◆ What you will do:
Could you transcribe every record below exactly as written, leaving out any pictures?

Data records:
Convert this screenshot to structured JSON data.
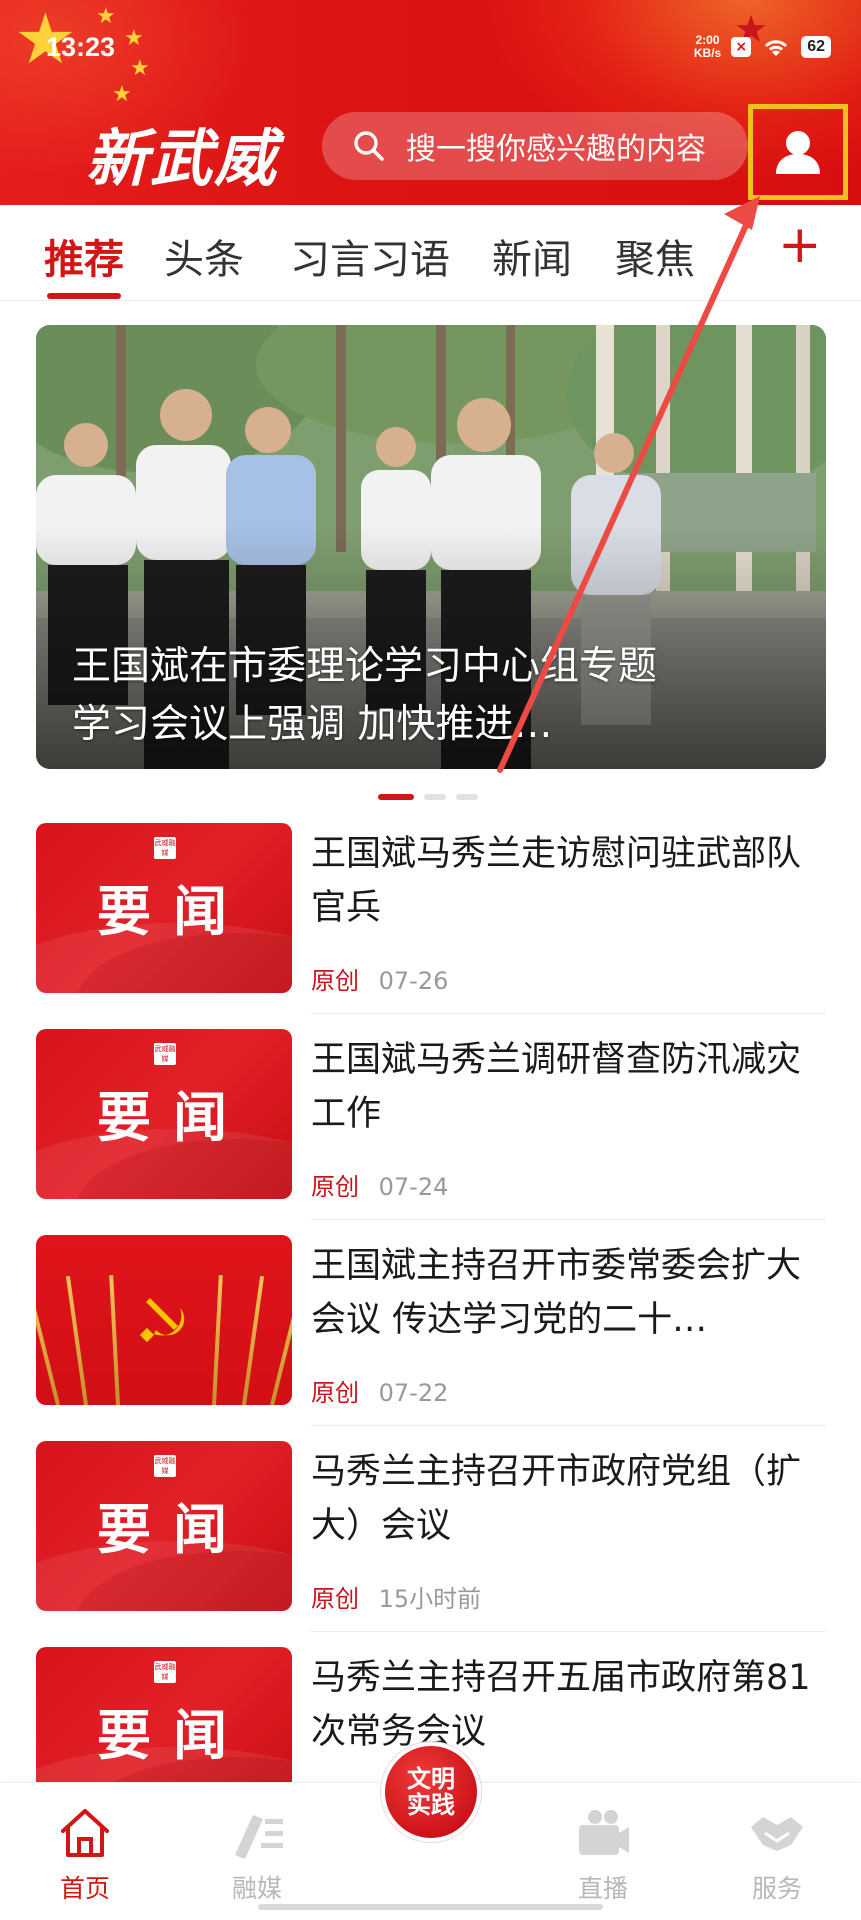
{
  "status_bar": {
    "time": "13:23",
    "network_speed_top": "2:00",
    "network_speed_unit": "KB/s",
    "battery": "62"
  },
  "header": {
    "logo_text": "新武威",
    "search_placeholder": "搜一搜你感兴趣的内容",
    "accent_color": "#d21515"
  },
  "tabs": [
    {
      "label": "推荐",
      "active": true
    },
    {
      "label": "头条",
      "active": false
    },
    {
      "label": "习言习语",
      "active": false
    },
    {
      "label": "新闻",
      "active": false
    },
    {
      "label": "聚焦",
      "active": false
    }
  ],
  "tabs_add_label": "+",
  "banner": {
    "title": "王国斌在市委理论学习中心组专题学习会议上强调  加快推进…",
    "page_index": 1,
    "page_count": 3
  },
  "news": [
    {
      "title": "王国斌马秀兰走访慰问驻武部队官兵",
      "source": "原创",
      "time": "07-26",
      "thumb_text": "要闻",
      "thumb_badge": "武威融媒",
      "thumb_type": "yaowen"
    },
    {
      "title": "王国斌马秀兰调研督查防汛减灾工作",
      "source": "原创",
      "time": "07-24",
      "thumb_text": "要闻",
      "thumb_badge": "武威融媒",
      "thumb_type": "yaowen"
    },
    {
      "title": "王国斌主持召开市委常委会扩大会议  传达学习党的二十…",
      "source": "原创",
      "time": "07-22",
      "thumb_text": "",
      "thumb_badge": "",
      "thumb_type": "party"
    },
    {
      "title": "马秀兰主持召开市政府党组（扩大）会议",
      "source": "原创",
      "time": "15小时前",
      "thumb_text": "要闻",
      "thumb_badge": "武威融媒",
      "thumb_type": "yaowen"
    },
    {
      "title": "马秀兰主持召开五届市政府第81次常务会议",
      "source": "",
      "time": "",
      "thumb_text": "要闻",
      "thumb_badge": "武威融媒",
      "thumb_type": "yaowen"
    }
  ],
  "bottom_nav": {
    "items": [
      {
        "label": "首页",
        "icon": "home-icon",
        "active": true
      },
      {
        "label": "融媒",
        "icon": "media-icon",
        "active": false
      },
      {
        "label": "直播",
        "icon": "live-icon",
        "active": false
      },
      {
        "label": "服务",
        "icon": "handshake-icon",
        "active": false
      }
    ],
    "center_button_text": "文明实践"
  }
}
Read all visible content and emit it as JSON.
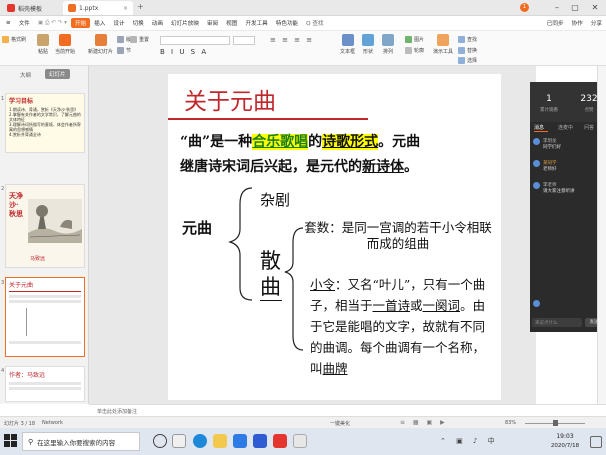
{
  "titlebar": {
    "tabs": [
      {
        "label": "稻壳模板",
        "color": "#e2362e"
      },
      {
        "label": "1.pptx",
        "color": "#f26d21"
      }
    ],
    "new_tab": "+",
    "page_badge": "1"
  },
  "menubar": {
    "file": "文件",
    "items": [
      "开始",
      "插入",
      "设计",
      "切换",
      "动画",
      "幻灯片放映",
      "审阅",
      "视图",
      "开发工具",
      "特色功能"
    ],
    "search": "Q 查找",
    "right": [
      "已同步",
      "协作",
      "分享"
    ]
  },
  "ribbon": {
    "buttons": [
      "格式刷",
      "粘贴",
      "当前开始",
      "新建幻灯片",
      "版式",
      "节",
      "重置",
      "文本框",
      "形状",
      "排列",
      "轮廓",
      "图片",
      "演示工具",
      "替换",
      "查找",
      "选择"
    ]
  },
  "leftpanel": {
    "tabs": [
      "大纲",
      "幻灯片"
    ],
    "slides": [
      {
        "num": "1",
        "title": "学习目标",
        "lines": [
          "1.朗读诗、背诵，赏析《天净沙·秋思》",
          "2.掌握有关作者的文学常识，了解元曲的文体特征",
          "3.理解诗词所描写的意境，体会作者所寄寓的思想感情",
          "4.赏析并背诵全诗"
        ]
      },
      {
        "num": "2",
        "title": "天净沙·秋思",
        "author": "马致远"
      },
      {
        "num": "3",
        "title": "关于元曲"
      },
      {
        "num": "4",
        "title": "作者：马致远"
      }
    ]
  },
  "slide": {
    "title": "关于元曲",
    "intro_1": "“曲”是一种",
    "intro_hl1": "合乐歌唱",
    "intro_2": "的",
    "intro_hl2": "诗歌形式",
    "intro_3": "。元曲",
    "intro_line2_a": "继唐诗宋词后兴起，是元代的",
    "intro_line2_b": "新诗体",
    "intro_line2_c": "。",
    "yuanqu": "元曲",
    "zaju": "杂剧",
    "sanqu": "散曲",
    "taoshu": "套数：是同一宫调的若干小令相联而成的组曲",
    "xiaoling_label": "小令",
    "xiaoling_text_a": "：又名“叶儿”，只有一个曲子，相当于",
    "xiaoling_u1": "一首诗",
    "xiaoling_text_b": "或",
    "xiaoling_u2": "一阕词",
    "xiaoling_text_c": "。由于它是能唱的文字，故就有不同的曲调。每个曲调有一个名称，叫",
    "xiaoling_u3": "曲牌"
  },
  "rightpanel": {
    "stats": [
      {
        "value": "1",
        "label": "累计观看"
      },
      {
        "value": "232",
        "label": "点赞"
      }
    ],
    "tabs": [
      "消息",
      "连麦中",
      "问答"
    ],
    "messages": [
      {
        "name": "李玥龙",
        "text": "同学们好"
      },
      {
        "name": "某同学",
        "text": "老师好"
      },
      {
        "name": "李老师",
        "text": "请大家注意听讲"
      }
    ],
    "input_placeholder": "来说点什么",
    "send": "发送"
  },
  "notes": {
    "placeholder": "单击此处添加备注"
  },
  "statusbar": {
    "slide_info": "幻灯片 3 / 18",
    "theme": "Network",
    "beautify": "一键美化",
    "zoom": "83%"
  },
  "taskbar": {
    "search_placeholder": "在这里输入你要搜索的内容",
    "time": "19:03",
    "date": "2020/7/18"
  },
  "colors": {
    "accent": "#f26d21",
    "title_red": "#c0282d",
    "highlight": "#ffff00",
    "green": "#1a7f1a"
  }
}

◆ Final answer:
Convert this screenshot to structured JSON data.
{
  "status_bar": {
    "time": "13:23",
    "network_speed_top": "2:00",
    "network_speed_unit": "KB/s",
    "battery": "62"
  },
  "header": {
    "logo_text": "新武威",
    "search_placeholder": "搜一搜你感兴趣的内容",
    "accent_color": "#d21515"
  },
  "tabs": [
    {
      "label": "推荐",
      "active": true
    },
    {
      "label": "头条",
      "active": false
    },
    {
      "label": "习言习语",
      "active": false
    },
    {
      "label": "新闻",
      "active": false
    },
    {
      "label": "聚焦",
      "active": false
    }
  ],
  "tabs_add_label": "+",
  "banner": {
    "title": "王国斌在市委理论学习中心组专题学习会议上强调  加快推进…",
    "page_index": 1,
    "page_count": 3
  },
  "news": [
    {
      "title": "王国斌马秀兰走访慰问驻武部队官兵",
      "source": "原创",
      "time": "07-26",
      "thumb_text": "要闻",
      "thumb_badge": "武威融媒",
      "thumb_type": "yaowen"
    },
    {
      "title": "王国斌马秀兰调研督查防汛减灾工作",
      "source": "原创",
      "time": "07-24",
      "thumb_text": "要闻",
      "thumb_badge": "武威融媒",
      "thumb_type": "yaowen"
    },
    {
      "title": "王国斌主持召开市委常委会扩大会议  传达学习党的二十…",
      "source": "原创",
      "time": "07-22",
      "thumb_text": "",
      "thumb_badge": "",
      "thumb_type": "party"
    },
    {
      "title": "马秀兰主持召开市政府党组（扩大）会议",
      "source": "原创",
      "time": "15小时前",
      "thumb_text": "要闻",
      "thumb_badge": "武威融媒",
      "thumb_type": "yaowen"
    },
    {
      "title": "马秀兰主持召开五届市政府第81次常务会议",
      "source": "",
      "time": "",
      "thumb_text": "要闻",
      "thumb_badge": "武威融媒",
      "thumb_type": "yaowen"
    }
  ],
  "bottom_nav": {
    "items": [
      {
        "label": "首页",
        "icon": "home-icon",
        "active": true
      },
      {
        "label": "融媒",
        "icon": "media-icon",
        "active": false
      },
      {
        "label": "直播",
        "icon": "live-icon",
        "active": false
      },
      {
        "label": "服务",
        "icon": "handshake-icon",
        "active": false
      }
    ],
    "center_button_text": "文明实践"
  }
}
Read all visible content and emit it as JSON.
{
  "titlebar": {
    "tabs": [
      {
        "label": "稻壳模板",
        "color": "#e2362e"
      },
      {
        "label": "1.pptx",
        "color": "#f26d21"
      }
    ],
    "new_tab": "+",
    "page_badge": "1"
  },
  "menubar": {
    "file": "文件",
    "items": [
      "开始",
      "插入",
      "设计",
      "切换",
      "动画",
      "幻灯片放映",
      "审阅",
      "视图",
      "开发工具",
      "特色功能"
    ],
    "search": "Q 查找",
    "right": [
      "已同步",
      "协作",
      "分享"
    ]
  },
  "ribbon": {
    "buttons": [
      "格式刷",
      "粘贴",
      "当前开始",
      "新建幻灯片",
      "版式",
      "节",
      "重置",
      "文本框",
      "形状",
      "排列",
      "轮廓",
      "图片",
      "演示工具",
      "替换",
      "查找",
      "选择"
    ]
  },
  "leftpanel": {
    "tabs": [
      "大纲",
      "幻灯片"
    ],
    "slides": [
      {
        "num": "1",
        "title": "学习目标",
        "lines": [
          "1.朗读诗、背诵，赏析《天净沙·秋思》",
          "2.掌握有关作者的文学常识，了解元曲的文体特征",
          "3.理解诗词所描写的意境，体会作者所寄寓的思想感情",
          "4.赏析并背诵全诗"
        ]
      },
      {
        "num": "2",
        "title": "天净沙·秋思",
        "author": "马致远"
      },
      {
        "num": "3",
        "title": "关于元曲"
      },
      {
        "num": "4",
        "title": "作者：马致远"
      }
    ]
  },
  "slide": {
    "title": "关于元曲",
    "intro_1": "“曲”是一种",
    "intro_hl1": "合乐歌唱",
    "intro_2": "的",
    "intro_hl2": "诗歌形式",
    "intro_3": "。元曲",
    "intro_line2_a": "继唐诗宋词后兴起，是元代的",
    "intro_line2_b": "新诗体",
    "intro_line2_c": "。",
    "yuanqu": "元曲",
    "zaju": "杂剧",
    "sanqu": "散曲",
    "taoshu": "套数：是同一宫调的若干小令相联而成的组曲",
    "xiaoling_label": "小令",
    "xiaoling_text_a": "：又名“叶儿”，只有一个曲子，相当于",
    "xiaoling_u1": "一首诗",
    "xiaoling_text_b": "或",
    "xiaoling_u2": "一阕词",
    "xiaoling_text_c": "。由于它是能唱的文字，故就有不同的曲调。每个曲调有一个名称，叫",
    "xiaoling_u3": "曲牌"
  },
  "rightpanel": {
    "stats": [
      {
        "value": "1",
        "label": "累计观看"
      },
      {
        "value": "232",
        "label": "点赞"
      }
    ],
    "tabs": [
      "消息",
      "连麦中",
      "问答"
    ],
    "messages": [
      {
        "name": "李玥龙",
        "text": "同学们好"
      },
      {
        "name": "某同学",
        "text": "老师好"
      },
      {
        "name": "李老师",
        "text": "请大家注意听讲"
      }
    ],
    "input_placeholder": "来说点什么",
    "send": "发送"
  },
  "notes": {
    "placeholder": "单击此处添加备注"
  },
  "statusbar": {
    "slide_info": "幻灯片 3 / 18",
    "theme": "Network",
    "beautify": "一键美化",
    "zoom": "83%"
  },
  "taskbar": {
    "search_placeholder": "在这里输入你要搜索的内容",
    "time": "19:03",
    "date": "2020/7/18"
  },
  "colors": {
    "accent": "#f26d21",
    "title_red": "#c0282d",
    "highlight": "#ffff00",
    "green": "#1a7f1a"
  }
}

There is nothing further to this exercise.